— Soal untuk Dikerjakan —
a) Menurut teks tentang serangan udara di Myanmar, berapa orang yang tewas akibat serangan junta militer terhadap klinik desa itu?
b) Tentukan apakah setiap pernyataan berikut sesuai dengan teks tentang serangan udara di Myanmar. Jawab ya atau tidak, lalu kutip kata-kata teks yang menentukan jawaban. (i) Klinik yang diserang dibuka di sebuah rumah. (ii) Istri dokter itu selamat dari serangan. (iii) Penduduk setempat yang memberi keterangan menyebutkan namanya.
c) Lanjutkan teks tentang serangan udara di Myanmar, mulai setelah kalimat terakhirnya.

━━━━━ Teks Pilihan

Serangan udara junta militer Myanmar di salah satu klinik medis desa yang dikuasai pejuang antikudeta menewaskan 11 orang. Satu di antaranya merupakan seorang dokter.
Dilansir kantor berita AFP, Senin (24/3/2025), penduduk setempat mengatakan serangan udara junta militer itu menyasar klinik darurat medis desa terpencil yang dibuka di sebuah rumah di Myanmar. Saksi mata dan seorang pria dari daerah setempat mengatakan seorang dokter dan istri dokter tersebut termasuk di antara 11 orang yang tewas itu.
"Militer semakin sering menyerang dengan serangan udara dalam beberapa bulan terakhir dan semua warga sipil sangat takut," kata penduduk setempat, yang juga berbicara dengan syarat anonim.
"Mereka selalu mendengarkan suara jet tempur militer dan bersiap untuk bersembunyi," imbuhnya.

━━━━━━━━━━
━━━━━ Data Latihan

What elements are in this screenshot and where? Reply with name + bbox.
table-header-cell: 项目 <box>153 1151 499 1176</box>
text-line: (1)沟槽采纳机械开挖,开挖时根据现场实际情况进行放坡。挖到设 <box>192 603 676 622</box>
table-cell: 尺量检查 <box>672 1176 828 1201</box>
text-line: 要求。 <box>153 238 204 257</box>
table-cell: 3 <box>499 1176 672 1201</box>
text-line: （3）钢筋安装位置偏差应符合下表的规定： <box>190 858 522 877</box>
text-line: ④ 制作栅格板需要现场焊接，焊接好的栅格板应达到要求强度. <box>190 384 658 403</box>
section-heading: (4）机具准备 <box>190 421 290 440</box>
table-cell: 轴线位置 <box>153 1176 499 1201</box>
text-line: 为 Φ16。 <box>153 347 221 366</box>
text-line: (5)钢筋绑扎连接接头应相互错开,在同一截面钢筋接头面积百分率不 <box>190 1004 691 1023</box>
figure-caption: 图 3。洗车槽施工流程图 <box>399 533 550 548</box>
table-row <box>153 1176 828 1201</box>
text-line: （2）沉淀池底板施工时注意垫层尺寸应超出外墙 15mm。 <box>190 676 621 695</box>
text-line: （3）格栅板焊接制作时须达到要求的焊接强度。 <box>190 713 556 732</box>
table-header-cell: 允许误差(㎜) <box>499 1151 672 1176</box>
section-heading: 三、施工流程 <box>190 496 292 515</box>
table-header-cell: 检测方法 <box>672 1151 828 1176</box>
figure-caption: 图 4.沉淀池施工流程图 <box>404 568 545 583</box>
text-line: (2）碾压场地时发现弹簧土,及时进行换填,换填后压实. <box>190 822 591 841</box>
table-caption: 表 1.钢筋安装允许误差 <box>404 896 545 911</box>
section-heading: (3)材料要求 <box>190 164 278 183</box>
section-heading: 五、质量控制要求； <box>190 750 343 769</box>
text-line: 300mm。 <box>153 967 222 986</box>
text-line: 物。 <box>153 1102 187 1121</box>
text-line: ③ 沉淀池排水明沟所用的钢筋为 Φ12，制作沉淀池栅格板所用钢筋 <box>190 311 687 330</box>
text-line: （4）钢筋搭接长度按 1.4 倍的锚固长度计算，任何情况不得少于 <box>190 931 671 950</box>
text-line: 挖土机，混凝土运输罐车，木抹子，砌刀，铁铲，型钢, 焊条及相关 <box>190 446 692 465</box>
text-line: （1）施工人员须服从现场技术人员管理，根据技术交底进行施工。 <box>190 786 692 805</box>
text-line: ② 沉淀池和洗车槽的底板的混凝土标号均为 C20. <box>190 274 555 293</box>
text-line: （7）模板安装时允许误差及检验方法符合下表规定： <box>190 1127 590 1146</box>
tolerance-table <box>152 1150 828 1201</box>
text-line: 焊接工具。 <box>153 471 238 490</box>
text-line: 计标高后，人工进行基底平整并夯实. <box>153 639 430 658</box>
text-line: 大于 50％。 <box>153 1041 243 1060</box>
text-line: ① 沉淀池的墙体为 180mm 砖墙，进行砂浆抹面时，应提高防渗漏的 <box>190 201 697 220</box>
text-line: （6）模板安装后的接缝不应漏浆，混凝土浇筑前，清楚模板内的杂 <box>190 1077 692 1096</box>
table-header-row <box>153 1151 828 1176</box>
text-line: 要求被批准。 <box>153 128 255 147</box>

━━━━━━━━━━

— Jawaban per Nomor —
a) Sebelas orang tewas, satu di antaranya seorang dokter.

b)
(i) Ya: "klinik darurat medis desa terpencil yang dibuka di sebuah rumah di Myanmar"
(ii) Tidak: "seorang dokter dan istri dokter tersebut termasuk di antara 11 orang yang tewas itu"
(iii) Tidak: "berbicara dengan syarat anonim"

c)
Kudeta militer tahun 2021 telah menjerumuskan Myanmar ke dalam perang saudara yang pecah antara junta, gerilyawan antikudeta, dan kelompok etnis bersenjata yang terjebak dalam kebuntuan mematikan di negara Asia Tenggara tersebut.
Penduduk setempat mengatakan serangan udara Sabtu (22/3) pagi menghantam desa Hnan Khar di wilayah barat Magway, di zona yang saat ini dikuasai pasukan antikudeta. Seorang juru bicara militer Myanmar tidak bisa dihubungi untuk memberikan komentar.
"Pesawat itu terbang sangat rendah dan saya mendengar ledakan bom yang keras ketika kami bersembunyi," kata seorang penduduk desa pada hari Minggu (23/3), yang berbicara dengan syarat anonim karena takut akan pembalasan.
"Saat saya membersihkan area tersebut, saya hanya melihat potongan-potongan tubuh manusia. Rasanya mengerikan melihatnya dan pikiran saya masih belum jernih dari gambar tersebut," tambahnya.
Sementara, militer Myanmar telah menderita kerugian teritorial yang menyakitkan. Para analis mengatakan angkatan udaranya yang kuat, yang tetap berada di langit dengan dukungan teknis Rusia, telah menjadi kunci untuk menahan musuh-musuhnya.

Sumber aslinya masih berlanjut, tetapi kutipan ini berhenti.